"""

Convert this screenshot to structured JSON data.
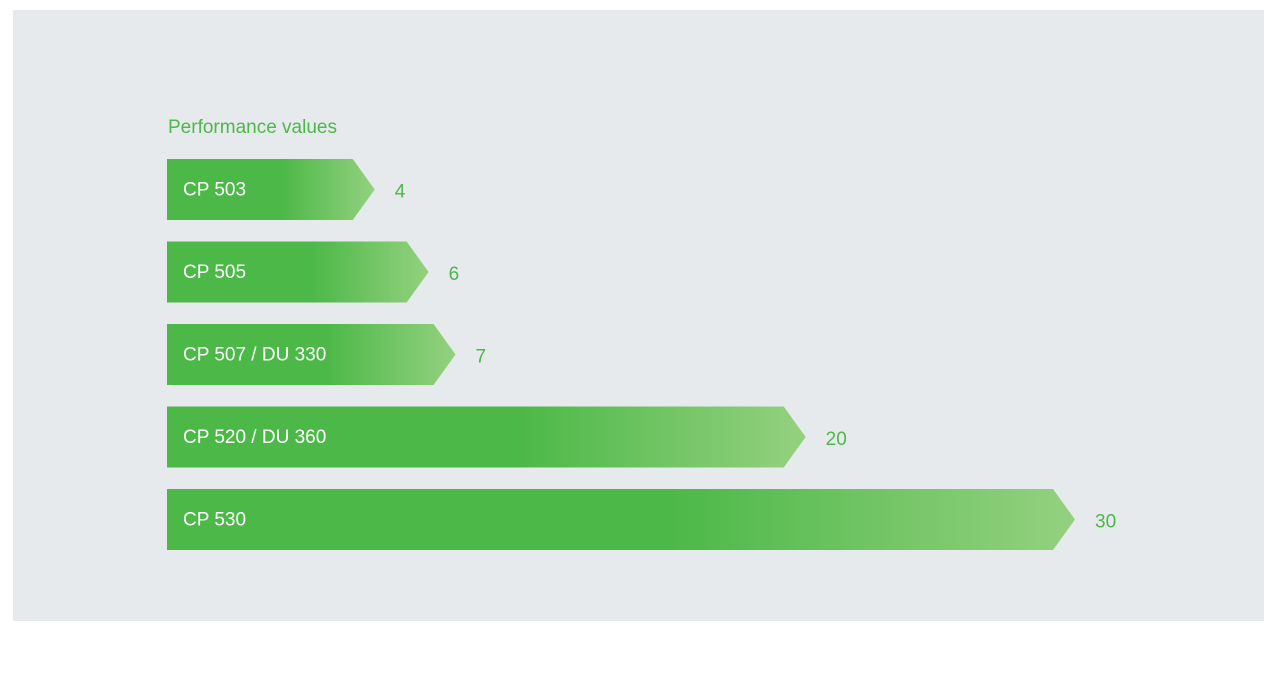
{
  "chart_data": {
    "type": "bar",
    "title": "Performance values",
    "categories": [
      "CP 503",
      "CP 505",
      "CP 507 / DU 330",
      "CP 520 / DU 360",
      "CP 530"
    ],
    "values": [
      4,
      6,
      7,
      20,
      30
    ],
    "color": "#4cb848"
  }
}
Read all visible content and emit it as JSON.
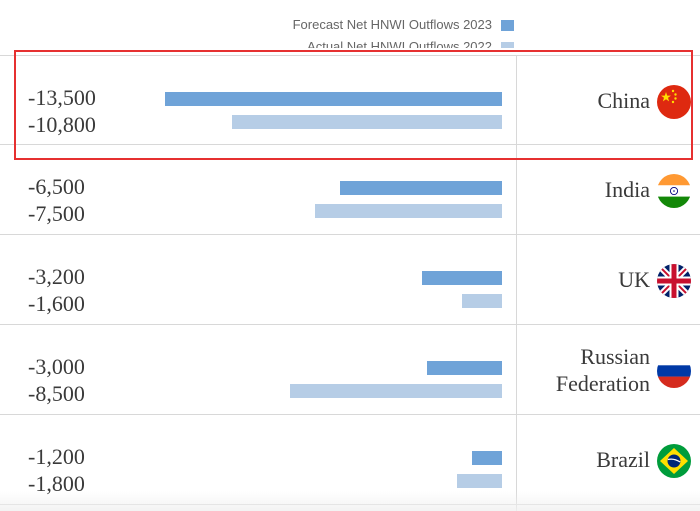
{
  "legend": {
    "forecast_label": "Forecast Net HNWI Outflows 2023",
    "actual_label": "Actual Net HNWI Outflows 2022"
  },
  "colors": {
    "forecast": "#6fa3d8",
    "actual": "#b6cde6",
    "highlight": "#e63030"
  },
  "rows": [
    {
      "country": "China",
      "forecast": "-13,500",
      "actual": "-10,800",
      "flag_icon": "china-flag-icon"
    },
    {
      "country": "India",
      "forecast": "-6,500",
      "actual": "-7,500",
      "flag_icon": "india-flag-icon"
    },
    {
      "country": "UK",
      "forecast": "-3,200",
      "actual": "-1,600",
      "flag_icon": "uk-flag-icon"
    },
    {
      "country": "Russian Federation",
      "country_line1": "Russian",
      "country_line2": "Federation",
      "forecast": "-3,000",
      "actual": "-8,500",
      "flag_icon": "russia-flag-icon"
    },
    {
      "country": "Brazil",
      "forecast": "-1,200",
      "actual": "-1,800",
      "flag_icon": "brazil-flag-icon"
    }
  ],
  "chart_data": {
    "type": "bar",
    "orientation": "horizontal",
    "categories": [
      "China",
      "India",
      "UK",
      "Russian Federation",
      "Brazil"
    ],
    "series": [
      {
        "name": "Forecast Net HNWI Outflows 2023",
        "values": [
          -13500,
          -6500,
          -3200,
          -3000,
          -1200
        ]
      },
      {
        "name": "Actual Net HNWI Outflows 2022",
        "values": [
          -10800,
          -7500,
          -1600,
          -8500,
          -1800
        ]
      }
    ],
    "xlim": [
      -13500,
      0
    ],
    "grid": false,
    "legend": "top-right"
  }
}
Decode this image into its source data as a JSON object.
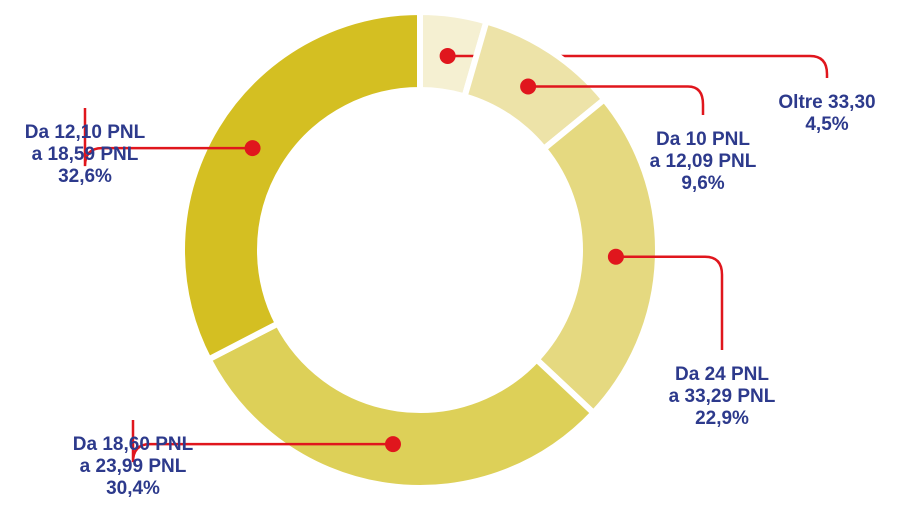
{
  "chart_data": {
    "type": "pie",
    "donut": true,
    "categories": [
      [
        "Oltre 33,30"
      ],
      [
        "Da 10 PNL",
        "a 12,09 PNL"
      ],
      [
        "Da 24 PNL",
        "a 33,29 PNL"
      ],
      [
        "Da 18,60 PNL",
        "a 23,99 PNL"
      ],
      [
        "Da 12,10 PNL",
        "a 18,59 PNL"
      ]
    ],
    "values": [
      4.5,
      9.6,
      22.9,
      30.4,
      32.6
    ],
    "value_labels": [
      "4,5%",
      "9,6%",
      "22,9%",
      "30,4%",
      "32,6%"
    ],
    "colors": [
      "#f5f0d2",
      "#ede3a8",
      "#e5d980",
      "#ddd058",
      "#d4bf22"
    ],
    "leader_color": "#e0161d"
  }
}
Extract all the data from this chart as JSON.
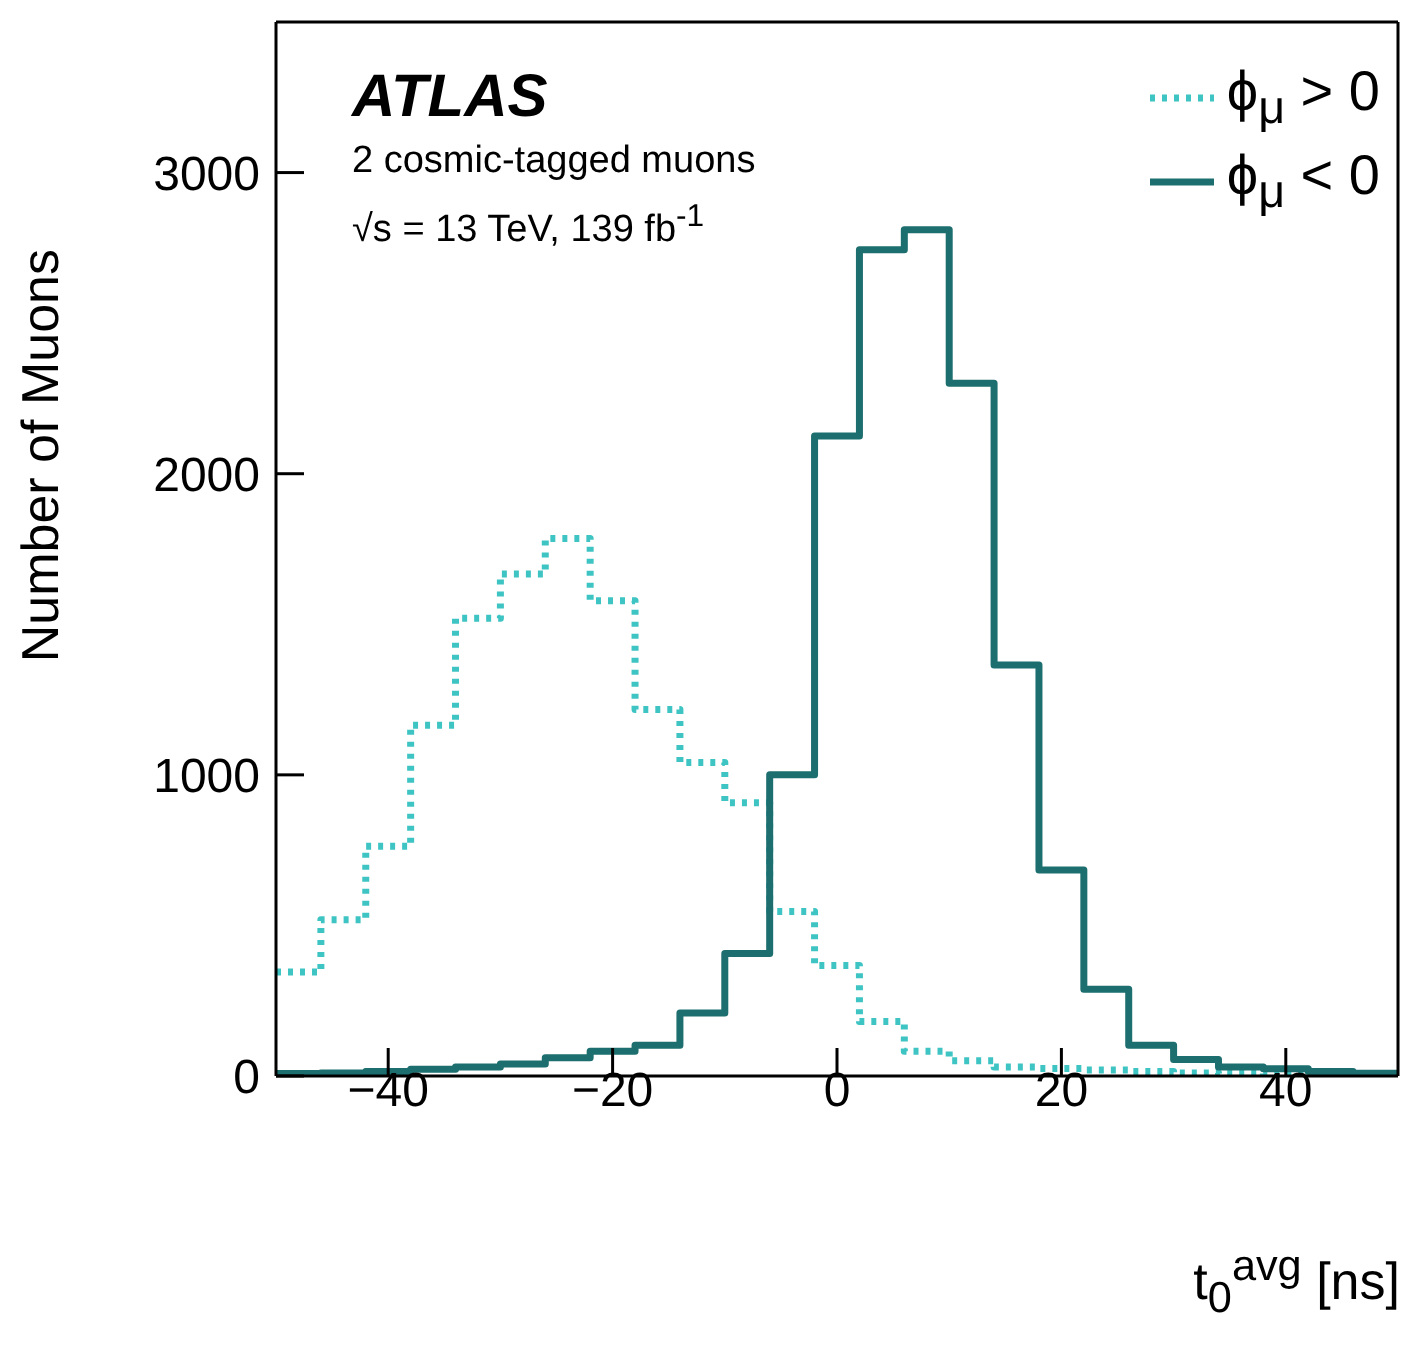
{
  "chart_data": {
    "type": "histogram",
    "title": "ATLAS",
    "subtitle": "2 cosmic-tagged muons",
    "annotations": [
      "√s = 13 TeV, 139 fb$^{-1}$"
    ],
    "xlabel": "t$_{0}$$^{avg}$ [ns]",
    "ylabel": "Number of Muons",
    "bins": [
      -50,
      -46,
      -42,
      -38,
      -34,
      -30,
      -26,
      -22,
      -18,
      -14,
      -10,
      -6,
      -2,
      2,
      6,
      10,
      14,
      18,
      22,
      26,
      30,
      34,
      38,
      42,
      46,
      50
    ],
    "series": [
      {
        "name": "ϕ$_{μ}$ > 0",
        "color": "#3fc4c4",
        "line_style": "dotted",
        "values": [
          345,
          519,
          763,
          1165,
          1520,
          1667,
          1785,
          1578,
          1217,
          1041,
          907,
          546,
          367,
          181,
          82,
          51,
          30,
          25,
          20,
          15,
          10,
          8,
          5,
          3,
          2
        ]
      },
      {
        "name": "ϕ$_{μ}$ < 0",
        "color": "#1d6e6e",
        "line_style": "solid",
        "values": [
          8,
          10,
          15,
          22,
          30,
          40,
          61,
          82,
          102,
          209,
          407,
          1000,
          2125,
          2744,
          2810,
          2300,
          1365,
          684,
          288,
          102,
          55,
          30,
          24,
          15,
          9
        ]
      }
    ],
    "xlim": [
      -50,
      50
    ],
    "xticks": [
      -40,
      -20,
      0,
      20,
      40
    ],
    "ylim": [
      0,
      3500
    ],
    "yticks": [
      0,
      1000,
      2000,
      3000
    ],
    "legend": "top right"
  }
}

"""

EXERCISE REQUIREMENTS:
Filter the listing for the word "HNWI" and copy every line that holds it.

TASK SOLUTION:
    "forecast_label": "Forecast Net HNWI Outflows 2023",
    "actual_label": "Actual Net HNWI Outflows 2022"
        "name": "Forecast Net HNWI Outflows 2023",
        "name": "Actual Net HNWI Outflows 2022",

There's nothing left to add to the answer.